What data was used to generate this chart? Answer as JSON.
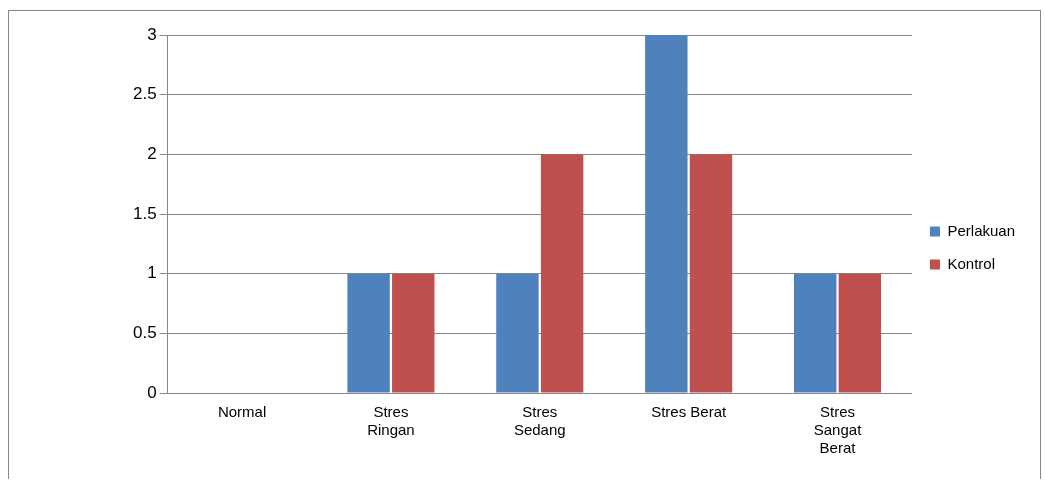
{
  "chart_data": {
    "type": "bar",
    "categories": [
      "Normal",
      "Stres Ringan",
      "Stres Sedang",
      "Stres Berat",
      "Stres Sangat Berat"
    ],
    "series": [
      {
        "name": "Perlakuan",
        "color": "#4f81bd",
        "values": [
          0,
          1,
          1,
          3,
          1
        ]
      },
      {
        "name": "Kontrol",
        "color": "#c0504d",
        "values": [
          0,
          1,
          2,
          2,
          1
        ]
      }
    ],
    "ylim": [
      0,
      3
    ],
    "yticks": [
      0,
      0.5,
      1,
      1.5,
      2,
      2.5,
      3
    ],
    "grid": "y",
    "legend": "right"
  }
}
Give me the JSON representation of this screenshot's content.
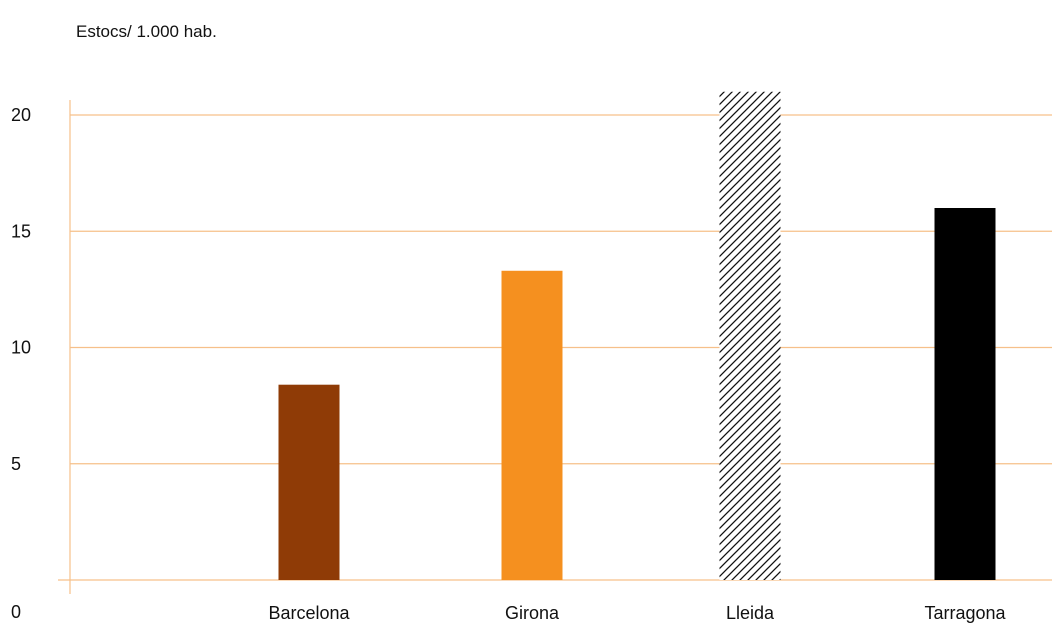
{
  "chart_data": {
    "type": "bar",
    "title": "",
    "xlabel": "",
    "ylabel": "Estocs/ 1.000 hab.",
    "categories": [
      "Barcelona",
      "Girona",
      "Lleida",
      "Tarragona"
    ],
    "values": [
      8.4,
      13.3,
      21.0,
      16.0
    ],
    "ylim": [
      0,
      20
    ],
    "yticks": [
      0,
      5,
      10,
      15,
      20
    ],
    "ytick_labels": [
      "0",
      "5",
      "10",
      "15",
      "20"
    ],
    "grid": true,
    "legend": "none",
    "colors": {
      "Barcelona": "#8f3b06",
      "Girona": "#f5901f",
      "Lleida": "hatched-black-white",
      "Tarragona": "#000000"
    },
    "grid_color": "#f6c08a"
  }
}
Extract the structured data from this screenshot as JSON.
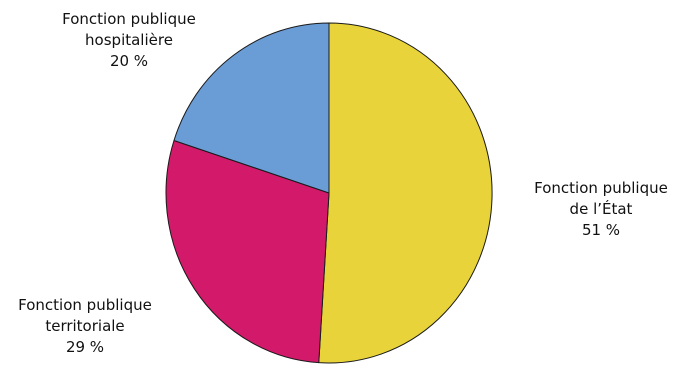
{
  "chart_data": {
    "type": "pie",
    "title": "",
    "start": "top",
    "direction": "clockwise",
    "slices": [
      {
        "key": "etat",
        "label_lines": [
          "Fonction publique",
          "de l’État"
        ],
        "value": 51,
        "value_label": "51 %",
        "color": "#E8D43A"
      },
      {
        "key": "terr",
        "label_lines": [
          "Fonction publique",
          "territoriale"
        ],
        "value": 29,
        "value_label": "29 %",
        "color": "#D2196A"
      },
      {
        "key": "hosp",
        "label_lines": [
          "Fonction publique",
          "hospitalière"
        ],
        "value": 20,
        "value_label": "20 %",
        "color": "#6A9CD5"
      }
    ]
  }
}
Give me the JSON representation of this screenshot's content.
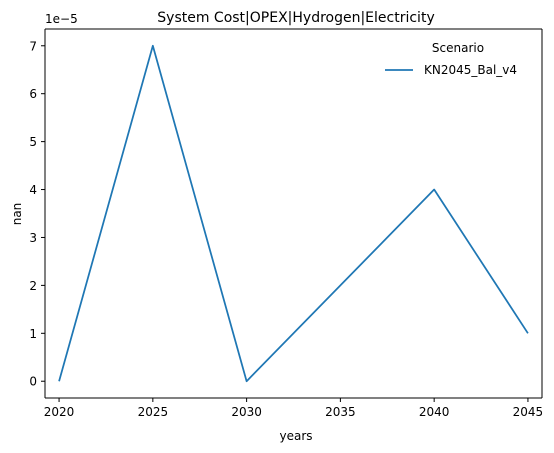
{
  "chart_data": {
    "type": "line",
    "title": "System Cost|OPEX|Hydrogen|Electricity",
    "xlabel": "years",
    "ylabel": "nan",
    "y_offset_label": "1e−5",
    "x_ticks": [
      2020,
      2025,
      2030,
      2035,
      2040,
      2045
    ],
    "y_ticks": [
      0,
      1,
      2,
      3,
      4,
      5,
      6,
      7
    ],
    "xlim": [
      2019.25,
      2045.75
    ],
    "ylim": [
      -0.35,
      7.35
    ],
    "grid": false,
    "legend": {
      "title": "Scenario",
      "placement": "top-right"
    },
    "series": [
      {
        "name": "KN2045_Bal_v4",
        "color": "#1f77b4",
        "x": [
          2020,
          2025,
          2030,
          2040,
          2045
        ],
        "y": [
          0,
          7,
          0,
          4,
          1
        ]
      }
    ]
  }
}
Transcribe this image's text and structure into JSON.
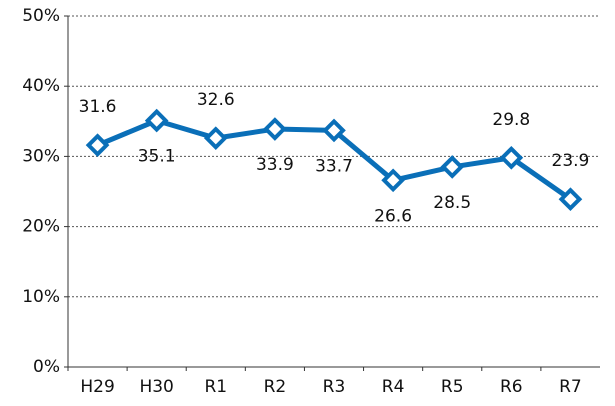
{
  "chart_data": {
    "type": "line",
    "categories": [
      "H29",
      "H30",
      "R1",
      "R2",
      "R3",
      "R4",
      "R5",
      "R6",
      "R7"
    ],
    "values": [
      31.6,
      35.1,
      32.6,
      33.9,
      33.7,
      26.6,
      28.5,
      29.8,
      23.9
    ],
    "color": "#0a6fb8",
    "ylim": [
      0,
      50
    ],
    "yticks": [
      {
        "value": 0,
        "label": "0%"
      },
      {
        "value": 10,
        "label": "10%"
      },
      {
        "value": 20,
        "label": "20%"
      },
      {
        "value": 30,
        "label": "30%"
      },
      {
        "value": 40,
        "label": "40%"
      },
      {
        "value": 50,
        "label": "50%"
      }
    ],
    "grid": true
  }
}
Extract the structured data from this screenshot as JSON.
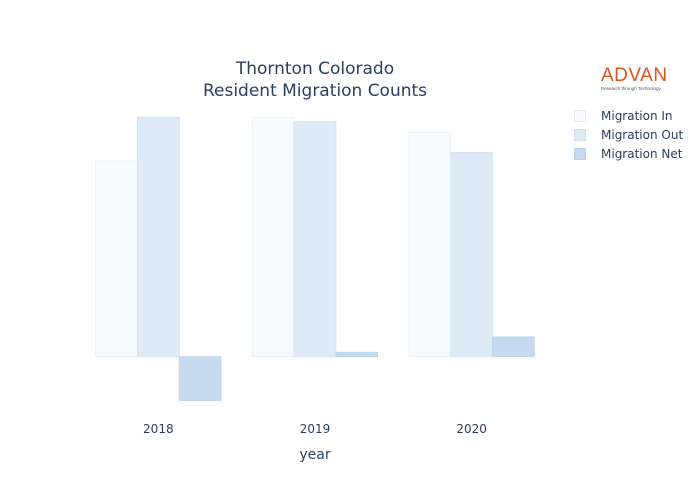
{
  "chart_data": {
    "type": "bar",
    "title": [
      "Thornton Colorado",
      "Resident Migration Counts"
    ],
    "xlabel": "year",
    "ylabel": "",
    "categories": [
      "2018",
      "2019",
      "2020"
    ],
    "series": [
      {
        "name": "Migration In",
        "values": [
          4450,
          5450,
          5100
        ],
        "color": "#f7fbff",
        "line": "#e3eef9"
      },
      {
        "name": "Migration Out",
        "values": [
          5450,
          5350,
          4650
        ],
        "color": "#deebf7",
        "line": "#d0e1f2"
      },
      {
        "name": "Migration Net",
        "values": [
          -1000,
          100,
          450
        ],
        "color": "#c6dbef",
        "line": "#b9d3eb"
      }
    ],
    "ylim": [
      -1100,
      5500
    ],
    "grid": false,
    "legend_position": "top-right"
  },
  "logo": {
    "word": "ADVAN",
    "tagline": "Research through Technology",
    "color": "#e0521b"
  }
}
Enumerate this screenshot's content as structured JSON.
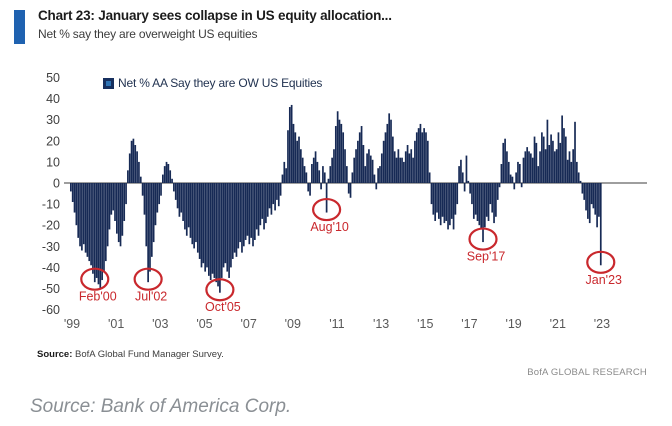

==================================================

To do -> Leave the pictures out and write out every entry exactly as given.

Written response ->
What data was used to generate this chart? Answer as JSON.
{
  "chart_data": {
    "type": "bar",
    "categories": [
      "Normal",
      "Stres Ringan",
      "Stres Sedang",
      "Stres Berat",
      "Stres Sangat Berat"
    ],
    "series": [
      {
        "name": "Perlakuan",
        "color": "#4f81bd",
        "values": [
          0,
          1,
          1,
          3,
          1
        ]
      },
      {
        "name": "Kontrol",
        "color": "#c0504d",
        "values": [
          0,
          1,
          2,
          2,
          1
        ]
      }
    ],
    "ylim": [
      0,
      3
    ],
    "yticks": [
      0,
      0.5,
      1,
      1.5,
      2,
      2.5,
      3
    ],
    "grid": "y",
    "legend": "right"
  }
}
Give me the JSON representation of this screenshot's content.
{
  "chart_data": {
    "type": "bar",
    "title": "",
    "xlabel": "",
    "ylabel": "Estocs/ 1.000 hab.",
    "categories": [
      "Barcelona",
      "Girona",
      "Lleida",
      "Tarragona"
    ],
    "values": [
      8.4,
      13.3,
      21.0,
      16.0
    ],
    "ylim": [
      0,
      20
    ],
    "yticks": [
      0,
      5,
      10,
      15,
      20
    ],
    "ytick_labels": [
      "0",
      "5",
      "10",
      "15",
      "20"
    ],
    "grid": true,
    "legend": "none",
    "colors": {
      "Barcelona": "#8f3b06",
      "Girona": "#f5901f",
      "Lleida": "hatched-black-white",
      "Tarragona": "#000000"
    },
    "grid_color": "#f6c08a"
  }
}
Extract the structured data from this screenshot as JSON.
{
  "chart_data": {
    "type": "pie",
    "title": "",
    "start": "top",
    "direction": "clockwise",
    "slices": [
      {
        "key": "etat",
        "label_lines": [
          "Fonction publique",
          "de l’État"
        ],
        "value": 51,
        "value_label": "51 %",
        "color": "#E8D43A"
      },
      {
        "key": "terr",
        "label_lines": [
          "Fonction publique",
          "territoriale"
        ],
        "value": 29,
        "value_label": "29 %",
        "color": "#D2196A"
      },
      {
        "key": "hosp",
        "label_lines": [
          "Fonction publique",
          "hospitalière"
        ],
        "value": 20,
        "value_label": "20 %",
        "color": "#6A9CD5"
      }
    ]
  }
}
Give me the JSON representation of this screenshot's content.
{
  "chart_data": {
    "type": "line",
    "title": "System Cost|OPEX|Hydrogen|Electricity",
    "xlabel": "years",
    "ylabel": "nan",
    "y_offset_label": "1e−5",
    "x_ticks": [
      2020,
      2025,
      2030,
      2035,
      2040,
      2045
    ],
    "y_ticks": [
      0,
      1,
      2,
      3,
      4,
      5,
      6,
      7
    ],
    "xlim": [
      2019.25,
      2045.75
    ],
    "ylim": [
      -0.35,
      7.35
    ],
    "grid": false,
    "legend": {
      "title": "Scenario",
      "placement": "top-right"
    },
    "series": [
      {
        "name": "KN2045_Bal_v4",
        "color": "#1f77b4",
        "x": [
          2020,
          2025,
          2030,
          2040,
          2045
        ],
        "y": [
          0,
          7,
          0,
          4,
          1
        ]
      }
    ]
  }
}
Transcribe this image's text and structure into JSON.
{
  "chart_data": {
    "type": "line",
    "categories": [
      "H29",
      "H30",
      "R1",
      "R2",
      "R3",
      "R4",
      "R5",
      "R6",
      "R7"
    ],
    "values": [
      31.6,
      35.1,
      32.6,
      33.9,
      33.7,
      26.6,
      28.5,
      29.8,
      23.9
    ],
    "color": "#0a6fb8",
    "ylim": [
      0,
      50
    ],
    "yticks": [
      {
        "value": 0,
        "label": "0%"
      },
      {
        "value": 10,
        "label": "10%"
      },
      {
        "value": 20,
        "label": "20%"
      },
      {
        "value": 30,
        "label": "30%"
      },
      {
        "value": 40,
        "label": "40%"
      },
      {
        "value": 50,
        "label": "50%"
      }
    ],
    "grid": true
  }
}
Extract the structured data from this screenshot as JSON.
{
  "chart_data": {
    "type": "bar",
    "title": [
      "Thornton Colorado",
      "Resident Migration Counts"
    ],
    "xlabel": "year",
    "ylabel": "",
    "categories": [
      "2018",
      "2019",
      "2020"
    ],
    "series": [
      {
        "name": "Migration In",
        "values": [
          4450,
          5450,
          5100
        ],
        "color": "#f7fbff",
        "line": "#e3eef9"
      },
      {
        "name": "Migration Out",
        "values": [
          5450,
          5350,
          4650
        ],
        "color": "#deebf7",
        "line": "#d0e1f2"
      },
      {
        "name": "Migration Net",
        "values": [
          -1000,
          100,
          450
        ],
        "color": "#c6dbef",
        "line": "#b9d3eb"
      }
    ],
    "ylim": [
      -1100,
      5500
    ],
    "grid": false,
    "legend_position": "top-right"
  },
  "logo": {
    "word": "ADVAN",
    "tagline": "Research through Technology",
    "color": "#e0521b"
  }
}
Enumerate this screenshot's content as structured JSON.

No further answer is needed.